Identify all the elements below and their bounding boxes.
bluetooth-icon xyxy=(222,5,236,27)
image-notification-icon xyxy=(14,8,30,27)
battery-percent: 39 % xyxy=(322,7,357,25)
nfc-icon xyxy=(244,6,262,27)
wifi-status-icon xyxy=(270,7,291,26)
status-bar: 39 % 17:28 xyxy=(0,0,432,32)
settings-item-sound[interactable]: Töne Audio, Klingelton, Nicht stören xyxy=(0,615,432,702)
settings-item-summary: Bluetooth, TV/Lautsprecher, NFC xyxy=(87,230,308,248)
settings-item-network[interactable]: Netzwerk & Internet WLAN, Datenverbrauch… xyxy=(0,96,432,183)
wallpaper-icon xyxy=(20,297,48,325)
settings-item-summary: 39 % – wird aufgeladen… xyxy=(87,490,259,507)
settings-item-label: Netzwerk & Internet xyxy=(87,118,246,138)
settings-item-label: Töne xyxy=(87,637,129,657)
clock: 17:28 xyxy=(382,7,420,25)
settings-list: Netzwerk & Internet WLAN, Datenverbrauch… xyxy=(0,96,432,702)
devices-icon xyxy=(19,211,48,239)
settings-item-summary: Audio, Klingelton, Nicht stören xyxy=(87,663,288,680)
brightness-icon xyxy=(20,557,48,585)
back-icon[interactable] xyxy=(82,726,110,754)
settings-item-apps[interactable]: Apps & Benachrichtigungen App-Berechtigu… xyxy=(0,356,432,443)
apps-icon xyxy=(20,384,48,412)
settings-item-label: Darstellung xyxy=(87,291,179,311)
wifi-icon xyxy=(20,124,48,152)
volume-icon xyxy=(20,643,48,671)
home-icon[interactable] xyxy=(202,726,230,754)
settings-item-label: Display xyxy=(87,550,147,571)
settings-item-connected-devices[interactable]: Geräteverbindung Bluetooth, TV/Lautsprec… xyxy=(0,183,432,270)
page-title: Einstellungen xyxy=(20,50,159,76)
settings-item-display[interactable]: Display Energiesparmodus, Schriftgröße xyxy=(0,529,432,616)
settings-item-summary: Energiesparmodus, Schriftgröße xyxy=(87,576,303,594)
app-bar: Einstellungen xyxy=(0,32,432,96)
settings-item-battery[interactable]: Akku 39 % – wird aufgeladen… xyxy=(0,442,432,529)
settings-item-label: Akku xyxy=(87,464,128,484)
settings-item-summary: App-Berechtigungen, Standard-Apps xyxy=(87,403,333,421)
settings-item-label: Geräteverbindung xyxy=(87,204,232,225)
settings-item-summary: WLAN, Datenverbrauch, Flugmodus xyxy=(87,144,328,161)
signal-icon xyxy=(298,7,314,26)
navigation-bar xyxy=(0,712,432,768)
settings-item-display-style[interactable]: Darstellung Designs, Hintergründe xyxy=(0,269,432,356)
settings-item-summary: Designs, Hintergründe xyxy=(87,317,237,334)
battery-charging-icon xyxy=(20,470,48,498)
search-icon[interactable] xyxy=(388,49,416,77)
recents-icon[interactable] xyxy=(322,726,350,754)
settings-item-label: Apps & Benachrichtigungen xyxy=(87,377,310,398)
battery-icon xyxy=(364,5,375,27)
_____
WHAT YOU HAVE TO DO: Repeat the rows above word for word, from the start of the rows through the line that contains "settings-item-summary: Bluetooth, TV/Lautsprecher, NFC", including that line.

RESULT BELOW:
Identify all the elements below and their bounding boxes.
bluetooth-icon xyxy=(222,5,236,27)
image-notification-icon xyxy=(14,8,30,27)
battery-percent: 39 % xyxy=(322,7,357,25)
nfc-icon xyxy=(244,6,262,27)
wifi-status-icon xyxy=(270,7,291,26)
status-bar: 39 % 17:28 xyxy=(0,0,432,32)
settings-item-sound[interactable]: Töne Audio, Klingelton, Nicht stören xyxy=(0,615,432,702)
settings-item-summary: Bluetooth, TV/Lautsprecher, NFC xyxy=(87,230,308,248)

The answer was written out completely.